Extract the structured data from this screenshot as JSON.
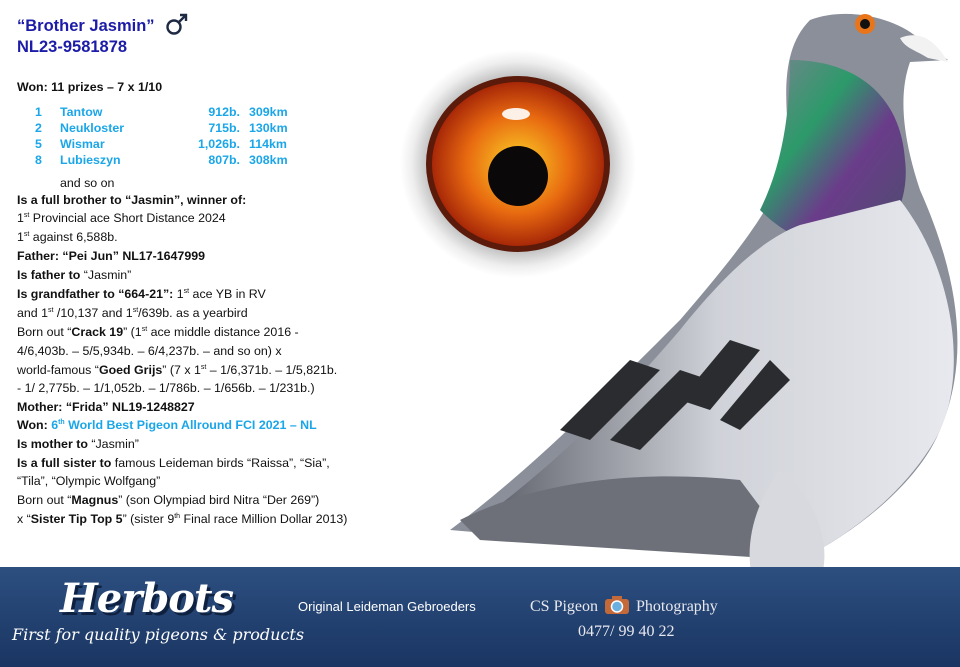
{
  "header": {
    "name": "“Brother Jasmin”",
    "sex_icon": "male-symbol-icon",
    "ring": "NL23-9581878"
  },
  "won_heading": "Won: 11 prizes – 7 x 1/10",
  "results": [
    {
      "place": "1",
      "race": "Tantow",
      "birds": "912b.",
      "distance": "309km"
    },
    {
      "place": "2",
      "race": "Neukloster",
      "birds": "715b.",
      "distance": "130km"
    },
    {
      "place": "5",
      "race": "Wismar",
      "birds": "1,026b.",
      "distance": "114km"
    },
    {
      "place": "8",
      "race": "Lubieszyn",
      "birds": "807b.",
      "distance": "308km"
    }
  ],
  "and_so_on": "and so on",
  "brother_heading": "Is a full brother to “Jasmin”, winner of:",
  "brother_lines": {
    "l1_sup": "st",
    "l1": " Provincial ace Short Distance 2024",
    "l2_sup": "st",
    "l2": " against 6,588b.",
    "num": "1"
  },
  "father": {
    "heading": "Father: “Pei Jun” NL17-1647999",
    "l1_bold": "Is father to",
    "l1": " “Jasmin”",
    "l2_bold": "Is grandfather to “664-21”:",
    "l2": " 1",
    "l2_sup": "st",
    "l2_end": " ace YB in RV",
    "l3a": "and 1",
    "l3_sup1": "st",
    "l3b": " /10,137 and 1",
    "l3_sup2": "st",
    "l3c": "/639b. as a yearbird",
    "l4a": "Born out “",
    "l4_bold": "Crack 19",
    "l4b": "” (1",
    "l4_sup": "st",
    "l4c": " ace middle distance 2016 -",
    "l5": "4/6,403b. – 5/5,934b. – 6/4,237b. – and so on) x",
    "l6a": "world-famous “",
    "l6_bold": "Goed Grijs",
    "l6b": "” (7 x 1",
    "l6_sup": "st",
    "l6c": " – 1/6,371b. – 1/5,821b.",
    "l7": "- 1/ 2,775b. – 1/1,052b. – 1/786b. – 1/656b.  – 1/231b.)"
  },
  "mother": {
    "heading": "Mother: “Frida” NL19-1248827",
    "won_bold": "Won:",
    "won_num": " 6",
    "won_sup": "th",
    "won_text": " World Best Pigeon Allround FCI 2021 – NL",
    "l1_bold": "Is mother to",
    "l1": " “Jasmin”",
    "l2_bold": "Is a full sister to",
    "l2": " famous Leideman birds “Raissa”, “Sia”,",
    "l3": "“Tila”, “Olympic Wolfgang”",
    "l4a": "Born out “",
    "l4_bold": "Magnus",
    "l4b": "” (son Olympiad bird Nitra “Der 269”)",
    "l5a": "x “",
    "l5_bold": "Sister Tip Top 5",
    "l5b": "” (sister 9",
    "l5_sup": "th",
    "l5c": " Final race Million Dollar 2013)"
  },
  "banner": {
    "brand": "Herbots",
    "tagline": "First for quality pigeons & products",
    "breeder": "Original Leideman Gebroeders",
    "photographer_a": "CS Pigeon",
    "photographer_b": "Photography",
    "camera_icon": "camera-icon",
    "phone": "0477/ 99 40 22"
  },
  "colors": {
    "title_blue": "#1c1ca8",
    "heading_red": "#e0141a",
    "results_cyan": "#1aa6e8",
    "banner_navy": "#234475"
  }
}
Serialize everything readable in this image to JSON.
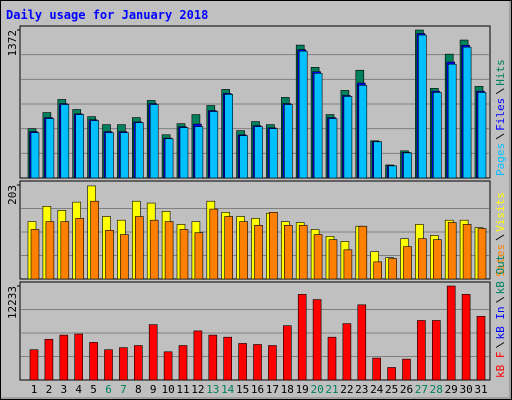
{
  "chart_data": {
    "type": "bar",
    "title": "Daily usage for January 2018",
    "categories": [
      "1",
      "2",
      "3",
      "4",
      "5",
      "6",
      "7",
      "8",
      "9",
      "10",
      "11",
      "12",
      "13",
      "14",
      "15",
      "16",
      "17",
      "18",
      "19",
      "20",
      "21",
      "22",
      "23",
      "24",
      "25",
      "26",
      "27",
      "28",
      "29",
      "30",
      "31"
    ],
    "category_colors": [
      "#000000",
      "#000000",
      "#000000",
      "#000000",
      "#000000",
      "#00805c",
      "#00805c",
      "#000000",
      "#000000",
      "#000000",
      "#000000",
      "#000000",
      "#00805c",
      "#00805c",
      "#000000",
      "#000000",
      "#000000",
      "#000000",
      "#000000",
      "#00805c",
      "#00805c",
      "#000000",
      "#000000",
      "#000000",
      "#000000",
      "#000000",
      "#00805c",
      "#00805c",
      "#000000",
      "#000000",
      "#000000"
    ],
    "panels": [
      {
        "ylim": [
          0,
          1372
        ],
        "yticks": [
          1372
        ],
        "series": [
          {
            "name": "Hits",
            "color": "#00805c",
            "values": [
              457,
              607,
              728,
              635,
              569,
              495,
              495,
              560,
              719,
              401,
              504,
              588,
              672,
              821,
              439,
              523,
              495,
              747,
              1232,
              1026,
              588,
              812,
              999,
              345,
              121,
              252,
              1372,
              831,
              1148,
              1279,
              849
            ]
          },
          {
            "name": "Files",
            "color": "#0000ff",
            "values": [
              430,
              560,
              690,
              595,
              540,
              430,
              430,
              520,
              690,
              370,
              475,
              500,
              625,
              785,
              400,
              485,
              465,
              690,
              1190,
              985,
              560,
              765,
              880,
              338,
              114,
              238,
              1340,
              805,
              1075,
              1230,
              805
            ]
          },
          {
            "name": "Pages",
            "color": "#00c0ff",
            "values": [
              420,
              551,
              681,
              588,
              532,
              420,
              420,
              513,
              681,
              364,
              467,
              476,
              616,
              775,
              392,
              476,
              457,
              681,
              1176,
              970,
              551,
              756,
              859,
              336,
              112,
              233,
              1325,
              793,
              1055,
              1213,
              793
            ]
          }
        ]
      },
      {
        "ylim": [
          0,
          203
        ],
        "yticks": [
          203
        ],
        "series": [
          {
            "name": "Visits",
            "color": "#ffff00",
            "values": [
              124,
              157,
              148,
              166,
              201,
              135,
              127,
              168,
              164,
              146,
              118,
              124,
              168,
              144,
              135,
              131,
              142,
              124,
              122,
              107,
              92,
              81,
              114,
              59,
              46,
              87,
              118,
              94,
              127,
              127,
              111
            ]
          },
          {
            "name": "Sites",
            "color": "#ff8000",
            "values": [
              107,
              124,
              124,
              131,
              168,
              105,
              96,
              135,
              127,
              124,
              107,
              100,
              151,
              135,
              124,
              116,
              144,
              116,
              116,
              96,
              85,
              63,
              114,
              37,
              44,
              70,
              87,
              85,
              122,
              118,
              109
            ]
          }
        ]
      },
      {
        "ylim": [
          0,
          12233
        ],
        "yticks": [
          12233
        ],
        "series": [
          {
            "name": "kB F",
            "color": "#ff0000",
            "values": [
              3942,
              5300,
              5843,
              5979,
              4892,
              3942,
              4213,
              4485,
              7203,
              3669,
              4485,
              6387,
              5843,
              5572,
              4756,
              4621,
              4485,
              7067,
              11144,
              10465,
              5572,
              7339,
              9785,
              2854,
              1631,
              2718,
              7746,
              7746,
              12233,
              11144,
              8290
            ]
          }
        ],
        "other_legend_entries": [
          {
            "name": "kB In",
            "color": "#0000ff"
          },
          {
            "name": "kB Out",
            "color": "#00805c"
          }
        ]
      }
    ]
  }
}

---------------

Considering only the records above, state the number of lines that include the word "icon", with nothing added.

__RESPONSE BELOW__: 2